>> begin Provided entries

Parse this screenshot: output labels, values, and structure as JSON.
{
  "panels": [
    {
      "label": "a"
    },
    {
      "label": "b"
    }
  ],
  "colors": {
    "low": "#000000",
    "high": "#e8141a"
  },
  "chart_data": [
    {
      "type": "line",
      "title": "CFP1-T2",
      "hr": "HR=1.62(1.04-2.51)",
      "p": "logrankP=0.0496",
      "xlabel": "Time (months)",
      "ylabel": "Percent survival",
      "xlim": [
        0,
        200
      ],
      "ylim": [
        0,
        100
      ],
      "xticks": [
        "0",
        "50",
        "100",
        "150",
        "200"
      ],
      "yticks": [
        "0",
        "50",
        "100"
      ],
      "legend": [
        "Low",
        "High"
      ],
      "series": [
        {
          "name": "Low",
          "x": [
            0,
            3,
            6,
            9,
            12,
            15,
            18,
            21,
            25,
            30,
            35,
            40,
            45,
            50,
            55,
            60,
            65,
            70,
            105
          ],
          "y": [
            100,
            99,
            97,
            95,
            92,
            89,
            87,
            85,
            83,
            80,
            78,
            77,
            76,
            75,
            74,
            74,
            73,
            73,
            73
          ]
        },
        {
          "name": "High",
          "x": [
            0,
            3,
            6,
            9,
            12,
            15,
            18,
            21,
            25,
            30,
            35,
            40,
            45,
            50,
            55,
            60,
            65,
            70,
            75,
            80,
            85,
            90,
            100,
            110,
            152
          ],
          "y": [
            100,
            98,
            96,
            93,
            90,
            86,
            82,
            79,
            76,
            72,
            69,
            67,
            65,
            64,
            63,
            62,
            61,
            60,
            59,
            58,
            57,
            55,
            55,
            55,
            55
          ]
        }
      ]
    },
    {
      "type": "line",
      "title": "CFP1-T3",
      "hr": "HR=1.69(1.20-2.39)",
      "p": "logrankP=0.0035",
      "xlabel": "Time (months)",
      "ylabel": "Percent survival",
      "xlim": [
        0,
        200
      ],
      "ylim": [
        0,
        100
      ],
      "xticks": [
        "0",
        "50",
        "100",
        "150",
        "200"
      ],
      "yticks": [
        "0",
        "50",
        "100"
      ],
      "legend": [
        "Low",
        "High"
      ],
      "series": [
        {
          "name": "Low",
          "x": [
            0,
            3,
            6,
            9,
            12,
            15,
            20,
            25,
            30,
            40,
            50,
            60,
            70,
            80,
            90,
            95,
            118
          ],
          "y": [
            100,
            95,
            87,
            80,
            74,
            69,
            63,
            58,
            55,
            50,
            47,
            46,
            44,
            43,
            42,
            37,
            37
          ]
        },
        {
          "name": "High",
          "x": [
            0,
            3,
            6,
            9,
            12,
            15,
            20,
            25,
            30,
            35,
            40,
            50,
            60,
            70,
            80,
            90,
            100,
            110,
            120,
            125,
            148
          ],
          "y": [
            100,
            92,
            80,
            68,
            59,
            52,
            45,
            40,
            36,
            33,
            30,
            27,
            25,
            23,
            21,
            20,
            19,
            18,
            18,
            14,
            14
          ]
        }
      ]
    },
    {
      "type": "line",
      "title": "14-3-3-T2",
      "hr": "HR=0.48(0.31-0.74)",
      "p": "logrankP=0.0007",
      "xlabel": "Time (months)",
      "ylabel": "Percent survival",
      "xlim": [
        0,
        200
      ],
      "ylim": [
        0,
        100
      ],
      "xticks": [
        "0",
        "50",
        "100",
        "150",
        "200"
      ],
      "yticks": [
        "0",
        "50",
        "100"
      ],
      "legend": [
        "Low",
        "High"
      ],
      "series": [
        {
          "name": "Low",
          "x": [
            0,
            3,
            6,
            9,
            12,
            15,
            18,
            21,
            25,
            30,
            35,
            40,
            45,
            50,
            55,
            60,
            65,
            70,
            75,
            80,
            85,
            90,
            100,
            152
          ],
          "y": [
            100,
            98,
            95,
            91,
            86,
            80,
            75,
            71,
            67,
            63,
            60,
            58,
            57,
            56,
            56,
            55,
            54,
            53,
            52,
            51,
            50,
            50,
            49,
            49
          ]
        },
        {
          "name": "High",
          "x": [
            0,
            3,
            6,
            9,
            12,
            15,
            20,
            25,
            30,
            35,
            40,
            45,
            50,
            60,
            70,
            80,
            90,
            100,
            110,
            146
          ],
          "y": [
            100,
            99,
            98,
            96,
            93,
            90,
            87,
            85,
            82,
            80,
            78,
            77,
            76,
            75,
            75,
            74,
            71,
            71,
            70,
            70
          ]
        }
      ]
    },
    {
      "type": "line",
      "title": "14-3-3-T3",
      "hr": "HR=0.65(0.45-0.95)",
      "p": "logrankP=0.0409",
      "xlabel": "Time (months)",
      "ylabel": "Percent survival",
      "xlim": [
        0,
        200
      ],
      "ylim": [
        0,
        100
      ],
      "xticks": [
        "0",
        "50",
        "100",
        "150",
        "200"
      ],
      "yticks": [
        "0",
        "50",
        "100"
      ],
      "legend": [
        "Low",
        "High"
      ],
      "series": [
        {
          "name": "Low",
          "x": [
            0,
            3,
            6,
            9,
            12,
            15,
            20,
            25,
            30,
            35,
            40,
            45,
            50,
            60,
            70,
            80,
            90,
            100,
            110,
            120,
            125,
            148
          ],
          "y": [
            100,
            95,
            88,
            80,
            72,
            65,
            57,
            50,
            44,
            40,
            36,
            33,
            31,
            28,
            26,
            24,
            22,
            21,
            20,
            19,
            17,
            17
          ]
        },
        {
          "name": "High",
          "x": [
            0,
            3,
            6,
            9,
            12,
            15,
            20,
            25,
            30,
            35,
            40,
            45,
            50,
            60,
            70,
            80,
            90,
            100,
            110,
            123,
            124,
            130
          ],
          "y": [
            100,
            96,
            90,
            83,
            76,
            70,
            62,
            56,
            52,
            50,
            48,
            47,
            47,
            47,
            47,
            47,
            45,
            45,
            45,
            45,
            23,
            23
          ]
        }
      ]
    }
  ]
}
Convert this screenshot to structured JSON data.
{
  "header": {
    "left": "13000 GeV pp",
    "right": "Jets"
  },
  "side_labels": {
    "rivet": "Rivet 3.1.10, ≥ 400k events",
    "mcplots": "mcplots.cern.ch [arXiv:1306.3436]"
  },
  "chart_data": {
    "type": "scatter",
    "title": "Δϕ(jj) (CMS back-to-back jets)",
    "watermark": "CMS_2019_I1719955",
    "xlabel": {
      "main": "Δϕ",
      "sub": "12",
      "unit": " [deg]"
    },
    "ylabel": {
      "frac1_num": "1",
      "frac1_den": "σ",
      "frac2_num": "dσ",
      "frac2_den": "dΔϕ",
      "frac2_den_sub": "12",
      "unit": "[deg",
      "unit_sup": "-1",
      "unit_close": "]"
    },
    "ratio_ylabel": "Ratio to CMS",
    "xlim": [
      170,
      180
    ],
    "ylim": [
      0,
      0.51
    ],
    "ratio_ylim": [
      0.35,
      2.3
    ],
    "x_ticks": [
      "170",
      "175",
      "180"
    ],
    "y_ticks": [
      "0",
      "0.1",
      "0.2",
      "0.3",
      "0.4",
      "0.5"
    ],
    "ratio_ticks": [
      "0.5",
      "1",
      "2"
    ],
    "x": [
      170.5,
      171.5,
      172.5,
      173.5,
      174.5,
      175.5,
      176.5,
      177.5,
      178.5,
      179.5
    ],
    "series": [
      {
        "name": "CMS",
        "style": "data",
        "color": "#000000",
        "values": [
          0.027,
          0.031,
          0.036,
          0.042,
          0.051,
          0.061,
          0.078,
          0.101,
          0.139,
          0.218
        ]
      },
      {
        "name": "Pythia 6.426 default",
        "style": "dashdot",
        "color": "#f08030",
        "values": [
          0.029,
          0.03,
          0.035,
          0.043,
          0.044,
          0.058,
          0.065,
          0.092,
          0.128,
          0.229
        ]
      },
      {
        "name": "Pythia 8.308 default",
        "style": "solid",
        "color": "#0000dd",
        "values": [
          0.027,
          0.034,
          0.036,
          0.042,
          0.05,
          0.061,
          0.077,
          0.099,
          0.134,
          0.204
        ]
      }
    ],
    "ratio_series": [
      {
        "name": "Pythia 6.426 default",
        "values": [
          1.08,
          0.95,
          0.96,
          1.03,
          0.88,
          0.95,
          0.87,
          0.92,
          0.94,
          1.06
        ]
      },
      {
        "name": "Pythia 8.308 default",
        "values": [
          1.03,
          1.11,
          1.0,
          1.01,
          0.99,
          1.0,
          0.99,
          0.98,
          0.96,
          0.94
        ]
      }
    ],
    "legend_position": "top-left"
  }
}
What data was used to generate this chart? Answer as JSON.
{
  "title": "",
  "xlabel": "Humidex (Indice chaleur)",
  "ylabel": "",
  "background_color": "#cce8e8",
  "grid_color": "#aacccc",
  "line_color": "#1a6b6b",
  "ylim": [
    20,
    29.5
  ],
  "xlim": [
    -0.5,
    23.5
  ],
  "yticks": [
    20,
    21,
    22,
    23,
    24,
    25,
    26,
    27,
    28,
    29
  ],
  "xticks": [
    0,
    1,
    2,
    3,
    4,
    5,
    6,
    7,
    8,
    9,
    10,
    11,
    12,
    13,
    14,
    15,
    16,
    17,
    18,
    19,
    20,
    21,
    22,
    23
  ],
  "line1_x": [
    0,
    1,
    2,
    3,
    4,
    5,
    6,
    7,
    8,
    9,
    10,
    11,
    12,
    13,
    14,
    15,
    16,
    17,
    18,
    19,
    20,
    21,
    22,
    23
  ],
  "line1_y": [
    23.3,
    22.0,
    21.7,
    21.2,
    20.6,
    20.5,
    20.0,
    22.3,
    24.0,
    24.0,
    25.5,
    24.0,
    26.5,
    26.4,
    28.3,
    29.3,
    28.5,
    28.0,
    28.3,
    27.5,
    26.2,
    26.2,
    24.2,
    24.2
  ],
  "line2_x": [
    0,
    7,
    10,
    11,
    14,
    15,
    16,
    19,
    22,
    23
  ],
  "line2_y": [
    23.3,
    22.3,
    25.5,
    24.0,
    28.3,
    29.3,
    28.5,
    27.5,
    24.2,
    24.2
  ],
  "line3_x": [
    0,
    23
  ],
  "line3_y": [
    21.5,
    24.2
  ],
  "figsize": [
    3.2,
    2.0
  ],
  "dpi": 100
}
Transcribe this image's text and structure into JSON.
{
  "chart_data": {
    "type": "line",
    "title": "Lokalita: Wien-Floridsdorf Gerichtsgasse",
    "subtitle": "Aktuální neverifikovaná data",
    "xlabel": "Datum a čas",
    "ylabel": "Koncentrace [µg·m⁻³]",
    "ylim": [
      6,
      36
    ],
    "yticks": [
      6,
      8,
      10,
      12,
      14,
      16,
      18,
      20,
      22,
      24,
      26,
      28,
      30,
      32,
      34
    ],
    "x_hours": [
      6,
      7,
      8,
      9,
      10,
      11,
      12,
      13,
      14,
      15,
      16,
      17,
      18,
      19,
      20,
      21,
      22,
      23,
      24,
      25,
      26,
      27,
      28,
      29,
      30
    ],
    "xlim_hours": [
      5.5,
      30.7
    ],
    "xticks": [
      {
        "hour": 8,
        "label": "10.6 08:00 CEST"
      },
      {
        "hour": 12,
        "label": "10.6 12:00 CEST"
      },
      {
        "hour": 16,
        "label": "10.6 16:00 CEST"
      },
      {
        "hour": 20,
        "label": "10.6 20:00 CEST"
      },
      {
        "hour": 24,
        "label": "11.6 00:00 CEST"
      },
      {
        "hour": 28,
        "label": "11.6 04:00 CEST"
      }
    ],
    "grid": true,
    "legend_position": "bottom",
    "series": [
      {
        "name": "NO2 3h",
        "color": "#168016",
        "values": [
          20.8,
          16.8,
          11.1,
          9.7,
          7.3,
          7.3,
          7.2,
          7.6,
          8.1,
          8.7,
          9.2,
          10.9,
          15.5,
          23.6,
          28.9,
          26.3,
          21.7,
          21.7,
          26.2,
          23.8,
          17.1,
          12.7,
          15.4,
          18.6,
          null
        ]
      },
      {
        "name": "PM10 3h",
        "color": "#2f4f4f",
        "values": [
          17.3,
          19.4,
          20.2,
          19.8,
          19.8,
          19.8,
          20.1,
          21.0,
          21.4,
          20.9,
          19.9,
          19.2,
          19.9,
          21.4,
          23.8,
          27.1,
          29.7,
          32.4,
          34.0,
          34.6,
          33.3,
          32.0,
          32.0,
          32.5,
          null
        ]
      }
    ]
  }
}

>> end Provided entries

**What to do**
Extract every line above that contains the word "JSON".

**Task solution**
Parse this screenshot: output labels, values, and structure as JSON.
Convert this screenshot to structured JSON data.
What data was used to generate this chart? Answer as JSON.
Transcribe this image's text and structure into JSON.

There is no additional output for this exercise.